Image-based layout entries
## Start
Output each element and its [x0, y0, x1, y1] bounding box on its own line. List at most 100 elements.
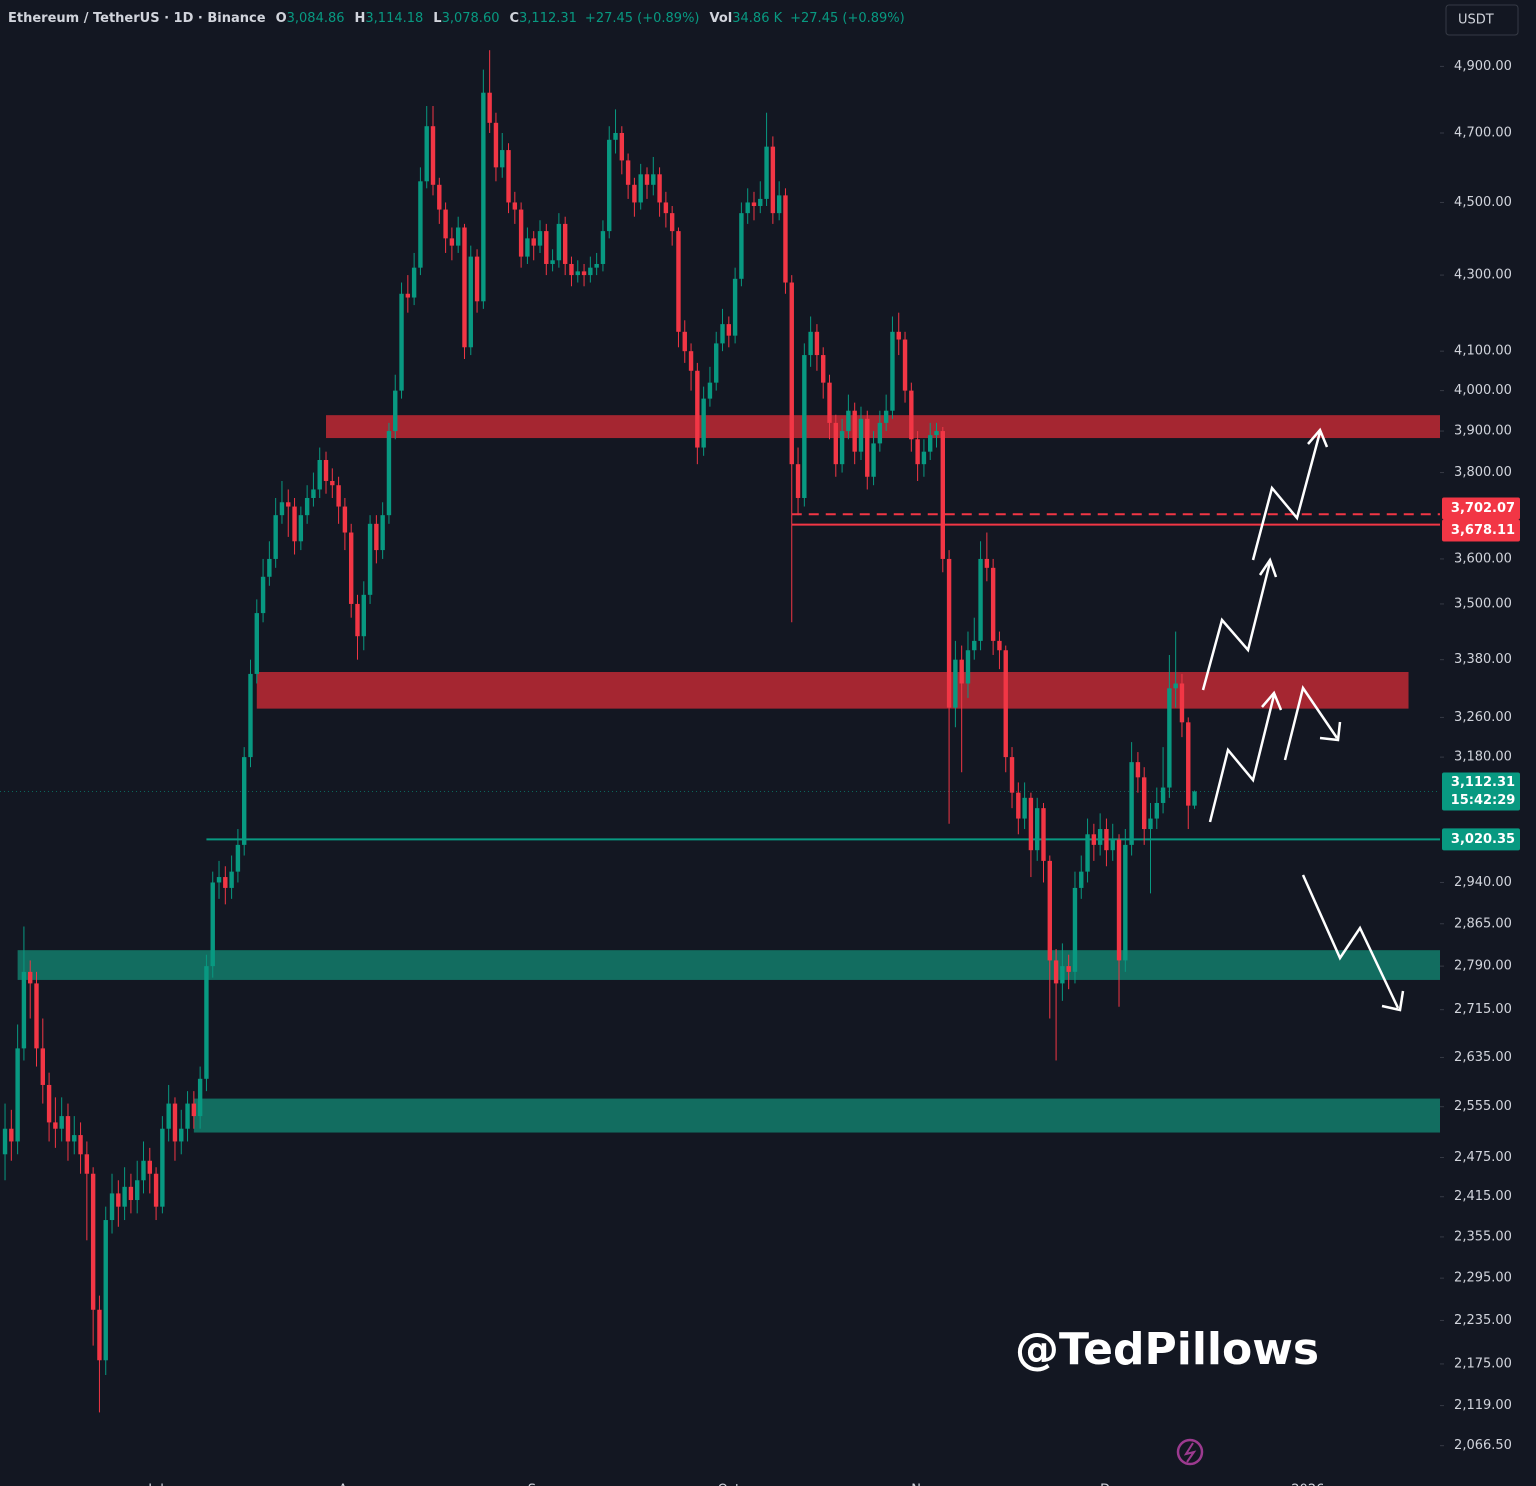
- candle-body: [846, 410, 851, 432]
- candle-body: [254, 613, 259, 674]
- candle-body: [216, 877, 222, 883]
- candle-body: [814, 331, 820, 356]
- arrow-head: [1381, 990, 1405, 1012]
- candle-body: [1041, 808, 1046, 861]
- y-tick-label: 3,260.00: [1454, 710, 1512, 725]
- zone: [17, 950, 1440, 980]
- candle-body: [1110, 839, 1115, 851]
- candle-body: [323, 459, 329, 481]
- candle-body: [166, 1103, 171, 1129]
- candle-body: [833, 422, 839, 465]
- candle-body: [883, 410, 889, 423]
- price-tag-label: 3,020.35: [1451, 832, 1515, 847]
- candle-body: [46, 1084, 52, 1123]
- watermark: @TedPillows: [1015, 1324, 1319, 1375]
- candle-body: [953, 659, 958, 708]
- candle-body: [915, 439, 920, 465]
- candle-body: [1060, 966, 1065, 984]
- candle-body: [1047, 860, 1052, 961]
- legend-key: H: [355, 11, 366, 26]
- candle-body: [821, 355, 826, 383]
- logo-icon: [1176, 1438, 1204, 1466]
- y-tick-label: 4,000.00: [1454, 383, 1512, 398]
- candle-body: [858, 418, 864, 452]
- y-tick-label: 3,380.00: [1454, 652, 1512, 667]
- y-tick-label: 2,295.00: [1454, 1271, 1512, 1286]
- candle-body: [644, 174, 650, 185]
- icon-ring: [1176, 1438, 1204, 1466]
- zone: [193, 1098, 1440, 1133]
- candle-body: [896, 331, 901, 340]
- candle-body: [405, 293, 411, 298]
- candle-body: [1003, 650, 1008, 758]
- candle-body: [311, 489, 316, 498]
- candle-body: [997, 640, 1002, 651]
- scenario-arrows: [1201, 427, 1405, 1012]
- legend-value: 3,078.60: [442, 11, 500, 26]
- candle-body: [9, 1128, 14, 1142]
- price-tag-label: 3,702.07: [1451, 501, 1515, 516]
- candle-body: [481, 92, 486, 302]
- currency-button[interactable]: [1445, 4, 1519, 36]
- countdown: 15:42:29: [1451, 793, 1516, 808]
- candle-body: [934, 431, 939, 436]
- volume-key: Vol: [710, 11, 733, 26]
- candle-body: [374, 523, 379, 551]
- candle-body: [978, 558, 983, 641]
- candle-body: [638, 174, 643, 203]
- candle-body: [292, 506, 297, 542]
- candle-body: [2, 1128, 8, 1155]
- candle-body: [613, 132, 618, 140]
- candle-body: [921, 451, 927, 465]
- candle-body: [78, 1135, 83, 1155]
- change: +27.45 (+0.89%): [585, 11, 700, 26]
- candle-body: [607, 139, 612, 232]
- candle-body: [468, 256, 473, 348]
- candle-body: [795, 464, 801, 498]
- candle-body: [342, 506, 348, 533]
- candle-body: [223, 877, 228, 888]
- zone: [326, 415, 1441, 439]
- candle-body: [185, 1103, 190, 1129]
- candle-body: [411, 267, 417, 298]
- candle-body: [852, 410, 857, 452]
- candle-body: [367, 523, 373, 595]
- y-tick-label: 3,900.00: [1454, 424, 1512, 439]
- candle-body: [241, 757, 247, 845]
- x-tick-label: Aug: [338, 1483, 363, 1486]
- legend-value: 3,112.31: [519, 11, 577, 26]
- candle-body: [1129, 762, 1134, 845]
- y-tick-label: 2,119.00: [1454, 1398, 1512, 1413]
- candle-body: [1167, 688, 1172, 788]
- candle-body: [304, 497, 310, 516]
- candle-body: [877, 422, 883, 444]
- candle-body: [90, 1173, 96, 1310]
- candle-body: [695, 370, 700, 448]
- y-tick-label: 4,500.00: [1454, 195, 1512, 210]
- candle-body: [745, 202, 750, 214]
- candle-body: [1097, 829, 1103, 845]
- candle-body: [600, 231, 606, 264]
- x-tick-label: 2026: [1291, 1483, 1324, 1486]
- zones: [17, 415, 1441, 1133]
- candle-body: [569, 263, 574, 276]
- candle-body: [455, 227, 461, 246]
- candle-body: [1148, 818, 1153, 830]
- candle-body: [128, 1186, 134, 1201]
- candle-body: [141, 1160, 146, 1181]
- candle-body: [65, 1116, 71, 1142]
- candle-body: [1085, 834, 1090, 872]
- candle-body: [84, 1154, 90, 1174]
- candle-body: [990, 567, 996, 641]
- price-tag-box: [1442, 519, 1520, 542]
- currency-label[interactable]: USDT: [1458, 13, 1494, 28]
- candle-body: [59, 1116, 64, 1129]
- candle-body: [682, 331, 687, 352]
- y-tick-label: 2,790.00: [1454, 959, 1512, 974]
- price-tag-label: 3,112.31: [1451, 775, 1515, 790]
- y-tick-label: 3,800.00: [1454, 465, 1512, 480]
- candle-body: [1053, 960, 1059, 984]
- candle-body: [562, 223, 568, 264]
## End
__Exercise directions__. Copy out everything from the line containing "- candle-body: [846, 410, 851, 432]" down to the line containing "- candle-body: [915, 439, 920, 465]", both ends included, without changing anything.

__Written reply__.
- candle-body: [846, 410, 851, 432]
- candle-body: [254, 613, 259, 674]
- candle-body: [216, 877, 222, 883]
- candle-body: [814, 331, 820, 356]
- arrow-head: [1381, 990, 1405, 1012]
- candle-body: [1041, 808, 1046, 861]
- y-tick-label: 3,260.00: [1454, 710, 1512, 725]
- zone: [17, 950, 1440, 980]
- candle-body: [1110, 839, 1115, 851]
- candle-body: [323, 459, 329, 481]
- candle-body: [166, 1103, 171, 1129]
- candle-body: [833, 422, 839, 465]
- candle-body: [883, 410, 889, 423]
- price-tag-label: 3,020.35: [1451, 832, 1515, 847]
- candle-body: [46, 1084, 52, 1123]
- watermark: @TedPillows: [1015, 1324, 1319, 1375]
- candle-body: [953, 659, 958, 708]
- candle-body: [915, 439, 920, 465]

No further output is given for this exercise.